### Short exercise
Answer with the number of lines in the listing below that contain the word "retirement", and nothing else.

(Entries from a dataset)

/---

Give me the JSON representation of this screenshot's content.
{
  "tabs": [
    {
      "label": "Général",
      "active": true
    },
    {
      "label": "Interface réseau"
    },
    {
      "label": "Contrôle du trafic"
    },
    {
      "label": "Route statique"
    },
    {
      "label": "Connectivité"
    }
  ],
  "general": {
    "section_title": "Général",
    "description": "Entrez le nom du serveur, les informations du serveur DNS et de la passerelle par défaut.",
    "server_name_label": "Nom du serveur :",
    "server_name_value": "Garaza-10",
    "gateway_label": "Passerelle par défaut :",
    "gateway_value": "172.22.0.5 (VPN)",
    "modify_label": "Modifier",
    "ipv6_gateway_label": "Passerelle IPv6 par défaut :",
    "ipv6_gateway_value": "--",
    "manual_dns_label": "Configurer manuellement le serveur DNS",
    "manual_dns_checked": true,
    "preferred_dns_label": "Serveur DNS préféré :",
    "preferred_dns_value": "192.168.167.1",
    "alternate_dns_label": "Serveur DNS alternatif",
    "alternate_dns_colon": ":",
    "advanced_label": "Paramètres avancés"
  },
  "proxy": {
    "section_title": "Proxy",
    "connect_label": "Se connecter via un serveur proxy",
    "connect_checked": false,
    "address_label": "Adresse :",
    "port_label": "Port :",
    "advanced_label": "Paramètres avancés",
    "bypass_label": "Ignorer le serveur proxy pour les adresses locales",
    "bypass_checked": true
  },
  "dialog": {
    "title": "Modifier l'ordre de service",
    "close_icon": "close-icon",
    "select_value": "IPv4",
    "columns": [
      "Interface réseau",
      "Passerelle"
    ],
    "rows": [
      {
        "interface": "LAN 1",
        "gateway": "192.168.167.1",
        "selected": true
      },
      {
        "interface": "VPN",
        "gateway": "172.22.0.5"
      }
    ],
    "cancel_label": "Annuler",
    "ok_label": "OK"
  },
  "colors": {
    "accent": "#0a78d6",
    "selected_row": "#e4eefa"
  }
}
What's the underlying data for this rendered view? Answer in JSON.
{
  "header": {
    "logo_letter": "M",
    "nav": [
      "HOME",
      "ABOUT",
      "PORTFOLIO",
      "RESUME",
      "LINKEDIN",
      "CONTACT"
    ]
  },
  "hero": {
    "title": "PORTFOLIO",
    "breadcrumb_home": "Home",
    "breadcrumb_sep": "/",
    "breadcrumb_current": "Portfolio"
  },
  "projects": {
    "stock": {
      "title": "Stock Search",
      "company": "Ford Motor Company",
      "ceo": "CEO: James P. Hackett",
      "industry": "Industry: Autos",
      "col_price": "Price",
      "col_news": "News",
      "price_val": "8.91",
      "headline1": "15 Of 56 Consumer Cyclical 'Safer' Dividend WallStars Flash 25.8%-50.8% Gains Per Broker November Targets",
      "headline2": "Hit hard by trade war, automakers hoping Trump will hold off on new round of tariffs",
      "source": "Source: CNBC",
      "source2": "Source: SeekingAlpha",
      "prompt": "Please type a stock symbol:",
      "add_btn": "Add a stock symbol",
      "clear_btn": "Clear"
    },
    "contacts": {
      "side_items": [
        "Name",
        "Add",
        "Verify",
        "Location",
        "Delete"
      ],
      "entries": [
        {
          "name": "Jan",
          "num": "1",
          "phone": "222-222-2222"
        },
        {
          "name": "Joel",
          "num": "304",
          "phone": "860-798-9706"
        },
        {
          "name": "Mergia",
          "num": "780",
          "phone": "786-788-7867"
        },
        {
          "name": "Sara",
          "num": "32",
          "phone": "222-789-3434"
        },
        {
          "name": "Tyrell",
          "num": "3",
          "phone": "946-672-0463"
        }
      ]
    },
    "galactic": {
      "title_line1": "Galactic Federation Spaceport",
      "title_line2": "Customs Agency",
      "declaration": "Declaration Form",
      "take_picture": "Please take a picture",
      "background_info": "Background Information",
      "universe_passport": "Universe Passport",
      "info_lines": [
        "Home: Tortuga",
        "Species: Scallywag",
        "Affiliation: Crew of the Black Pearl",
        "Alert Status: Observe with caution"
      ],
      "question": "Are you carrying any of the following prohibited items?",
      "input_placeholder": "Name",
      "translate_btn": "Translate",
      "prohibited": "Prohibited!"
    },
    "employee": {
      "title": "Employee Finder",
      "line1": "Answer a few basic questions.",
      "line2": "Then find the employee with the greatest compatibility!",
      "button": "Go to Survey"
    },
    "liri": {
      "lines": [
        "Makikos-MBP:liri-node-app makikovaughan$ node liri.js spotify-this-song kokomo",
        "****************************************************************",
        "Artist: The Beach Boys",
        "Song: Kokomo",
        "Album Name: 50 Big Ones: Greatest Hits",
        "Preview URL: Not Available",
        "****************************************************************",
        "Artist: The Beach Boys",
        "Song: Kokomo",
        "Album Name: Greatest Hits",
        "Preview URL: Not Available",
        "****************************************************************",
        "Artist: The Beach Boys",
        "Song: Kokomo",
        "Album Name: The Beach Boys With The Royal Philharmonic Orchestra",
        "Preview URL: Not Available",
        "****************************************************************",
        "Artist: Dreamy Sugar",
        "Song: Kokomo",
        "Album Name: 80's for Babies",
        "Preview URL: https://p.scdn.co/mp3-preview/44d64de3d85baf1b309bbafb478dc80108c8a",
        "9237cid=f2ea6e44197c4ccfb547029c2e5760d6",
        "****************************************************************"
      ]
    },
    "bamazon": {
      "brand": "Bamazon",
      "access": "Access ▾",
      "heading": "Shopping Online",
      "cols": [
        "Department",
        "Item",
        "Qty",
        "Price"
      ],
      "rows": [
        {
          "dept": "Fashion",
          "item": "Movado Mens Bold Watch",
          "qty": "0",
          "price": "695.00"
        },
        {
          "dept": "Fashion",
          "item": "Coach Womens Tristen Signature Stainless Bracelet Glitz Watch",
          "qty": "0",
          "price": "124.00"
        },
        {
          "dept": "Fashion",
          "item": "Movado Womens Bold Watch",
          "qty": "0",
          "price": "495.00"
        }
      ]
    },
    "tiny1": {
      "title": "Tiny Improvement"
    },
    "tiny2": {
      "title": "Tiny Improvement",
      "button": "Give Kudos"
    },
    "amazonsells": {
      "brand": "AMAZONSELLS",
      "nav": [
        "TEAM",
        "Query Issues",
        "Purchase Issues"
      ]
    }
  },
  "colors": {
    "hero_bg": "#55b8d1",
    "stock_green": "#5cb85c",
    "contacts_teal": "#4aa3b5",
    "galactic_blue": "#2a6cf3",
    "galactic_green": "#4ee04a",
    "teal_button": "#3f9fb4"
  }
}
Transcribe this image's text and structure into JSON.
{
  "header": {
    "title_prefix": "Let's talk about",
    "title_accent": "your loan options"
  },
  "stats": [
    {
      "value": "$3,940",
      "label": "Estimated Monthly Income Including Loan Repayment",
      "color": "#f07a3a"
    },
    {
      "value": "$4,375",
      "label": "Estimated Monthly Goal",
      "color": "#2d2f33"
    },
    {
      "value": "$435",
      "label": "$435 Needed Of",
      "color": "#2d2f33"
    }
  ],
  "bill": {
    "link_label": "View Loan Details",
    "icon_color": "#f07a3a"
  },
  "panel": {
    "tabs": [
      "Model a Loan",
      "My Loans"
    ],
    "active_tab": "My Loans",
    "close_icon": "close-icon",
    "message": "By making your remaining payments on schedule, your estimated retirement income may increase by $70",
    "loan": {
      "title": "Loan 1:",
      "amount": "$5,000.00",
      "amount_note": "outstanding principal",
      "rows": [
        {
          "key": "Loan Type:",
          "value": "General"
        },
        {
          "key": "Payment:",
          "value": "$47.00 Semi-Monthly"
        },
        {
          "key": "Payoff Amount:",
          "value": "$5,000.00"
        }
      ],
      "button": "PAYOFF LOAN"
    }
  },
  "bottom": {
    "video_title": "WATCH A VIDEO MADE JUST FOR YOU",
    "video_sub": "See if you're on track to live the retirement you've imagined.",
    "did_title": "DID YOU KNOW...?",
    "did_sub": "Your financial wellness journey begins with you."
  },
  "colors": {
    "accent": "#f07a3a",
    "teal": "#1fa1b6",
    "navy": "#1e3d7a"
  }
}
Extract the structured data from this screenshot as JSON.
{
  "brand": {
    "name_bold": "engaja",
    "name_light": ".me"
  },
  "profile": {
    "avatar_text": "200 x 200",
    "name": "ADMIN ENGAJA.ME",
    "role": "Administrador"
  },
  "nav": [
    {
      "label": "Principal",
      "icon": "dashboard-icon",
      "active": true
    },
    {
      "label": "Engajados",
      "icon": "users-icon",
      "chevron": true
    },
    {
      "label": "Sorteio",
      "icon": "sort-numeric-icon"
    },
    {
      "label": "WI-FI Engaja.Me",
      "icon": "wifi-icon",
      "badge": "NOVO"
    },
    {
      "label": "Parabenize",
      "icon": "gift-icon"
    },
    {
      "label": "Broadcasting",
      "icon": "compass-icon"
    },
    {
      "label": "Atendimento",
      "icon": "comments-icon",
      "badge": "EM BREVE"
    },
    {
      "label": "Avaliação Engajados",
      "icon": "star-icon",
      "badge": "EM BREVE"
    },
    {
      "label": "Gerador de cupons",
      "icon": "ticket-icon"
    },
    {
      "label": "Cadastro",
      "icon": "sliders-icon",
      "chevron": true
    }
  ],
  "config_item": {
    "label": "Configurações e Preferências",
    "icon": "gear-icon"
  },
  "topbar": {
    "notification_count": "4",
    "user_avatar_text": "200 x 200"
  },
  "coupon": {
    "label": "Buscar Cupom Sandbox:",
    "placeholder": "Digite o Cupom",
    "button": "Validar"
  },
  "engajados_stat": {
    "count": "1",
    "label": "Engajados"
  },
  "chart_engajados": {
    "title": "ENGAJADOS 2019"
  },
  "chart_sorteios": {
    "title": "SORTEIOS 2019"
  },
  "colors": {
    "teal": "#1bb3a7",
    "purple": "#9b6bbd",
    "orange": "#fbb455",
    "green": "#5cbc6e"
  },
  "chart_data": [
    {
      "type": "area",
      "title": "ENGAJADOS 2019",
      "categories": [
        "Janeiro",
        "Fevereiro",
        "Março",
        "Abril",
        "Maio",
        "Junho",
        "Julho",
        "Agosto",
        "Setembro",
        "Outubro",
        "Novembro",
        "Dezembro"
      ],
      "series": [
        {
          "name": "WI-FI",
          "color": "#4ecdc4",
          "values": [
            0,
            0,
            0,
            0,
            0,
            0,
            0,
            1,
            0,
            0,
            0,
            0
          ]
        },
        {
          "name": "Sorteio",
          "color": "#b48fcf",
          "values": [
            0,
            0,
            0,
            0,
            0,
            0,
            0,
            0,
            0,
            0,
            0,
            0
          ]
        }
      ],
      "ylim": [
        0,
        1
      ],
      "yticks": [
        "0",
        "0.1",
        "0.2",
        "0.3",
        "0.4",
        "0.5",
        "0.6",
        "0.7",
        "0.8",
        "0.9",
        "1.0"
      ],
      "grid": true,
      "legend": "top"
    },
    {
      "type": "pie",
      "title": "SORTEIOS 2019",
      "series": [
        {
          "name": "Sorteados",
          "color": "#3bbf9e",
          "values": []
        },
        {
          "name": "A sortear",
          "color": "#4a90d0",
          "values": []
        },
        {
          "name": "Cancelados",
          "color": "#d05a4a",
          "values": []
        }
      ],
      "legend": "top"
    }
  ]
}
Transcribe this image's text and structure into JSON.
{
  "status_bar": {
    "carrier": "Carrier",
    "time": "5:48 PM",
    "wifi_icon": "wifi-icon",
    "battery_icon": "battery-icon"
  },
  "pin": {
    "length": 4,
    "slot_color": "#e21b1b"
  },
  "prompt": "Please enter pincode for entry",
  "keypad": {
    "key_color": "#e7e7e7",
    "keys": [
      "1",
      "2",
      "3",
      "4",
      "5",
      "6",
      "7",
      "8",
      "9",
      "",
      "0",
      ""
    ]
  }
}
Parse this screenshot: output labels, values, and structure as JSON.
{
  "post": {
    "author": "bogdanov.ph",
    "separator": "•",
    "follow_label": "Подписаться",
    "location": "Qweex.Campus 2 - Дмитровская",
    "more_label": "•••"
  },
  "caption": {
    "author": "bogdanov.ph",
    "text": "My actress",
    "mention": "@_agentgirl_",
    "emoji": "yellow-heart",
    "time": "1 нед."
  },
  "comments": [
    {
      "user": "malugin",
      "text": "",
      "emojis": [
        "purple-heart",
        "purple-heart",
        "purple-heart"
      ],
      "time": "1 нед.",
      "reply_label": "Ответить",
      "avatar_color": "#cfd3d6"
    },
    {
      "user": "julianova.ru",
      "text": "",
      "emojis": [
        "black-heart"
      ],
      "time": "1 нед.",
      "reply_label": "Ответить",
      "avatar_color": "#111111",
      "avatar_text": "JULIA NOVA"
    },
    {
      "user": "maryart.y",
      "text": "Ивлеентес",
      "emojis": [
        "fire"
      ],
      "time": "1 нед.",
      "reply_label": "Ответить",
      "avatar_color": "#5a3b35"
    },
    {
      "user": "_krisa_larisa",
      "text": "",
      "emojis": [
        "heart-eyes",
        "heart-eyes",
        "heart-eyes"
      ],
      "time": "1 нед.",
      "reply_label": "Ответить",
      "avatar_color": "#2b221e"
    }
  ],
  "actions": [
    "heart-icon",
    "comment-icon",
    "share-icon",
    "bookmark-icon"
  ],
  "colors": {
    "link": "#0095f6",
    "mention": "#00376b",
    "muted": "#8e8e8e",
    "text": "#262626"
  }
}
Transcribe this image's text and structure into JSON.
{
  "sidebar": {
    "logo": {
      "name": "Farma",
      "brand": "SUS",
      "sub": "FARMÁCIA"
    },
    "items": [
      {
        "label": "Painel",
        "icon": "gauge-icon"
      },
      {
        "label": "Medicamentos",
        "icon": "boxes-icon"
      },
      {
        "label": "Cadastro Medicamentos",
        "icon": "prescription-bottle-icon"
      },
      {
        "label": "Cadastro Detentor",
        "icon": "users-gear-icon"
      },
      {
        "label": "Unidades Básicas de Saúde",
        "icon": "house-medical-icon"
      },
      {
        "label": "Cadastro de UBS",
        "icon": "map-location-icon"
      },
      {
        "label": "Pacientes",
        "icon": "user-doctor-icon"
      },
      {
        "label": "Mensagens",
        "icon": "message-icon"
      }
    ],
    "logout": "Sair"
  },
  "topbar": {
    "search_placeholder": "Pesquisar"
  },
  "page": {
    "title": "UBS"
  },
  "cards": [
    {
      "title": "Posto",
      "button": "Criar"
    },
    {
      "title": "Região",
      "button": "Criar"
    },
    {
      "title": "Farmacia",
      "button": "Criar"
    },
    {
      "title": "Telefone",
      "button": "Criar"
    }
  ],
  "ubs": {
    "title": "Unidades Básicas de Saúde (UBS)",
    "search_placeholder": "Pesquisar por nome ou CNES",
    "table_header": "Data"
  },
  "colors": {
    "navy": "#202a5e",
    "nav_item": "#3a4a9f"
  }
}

\---

### Result below
2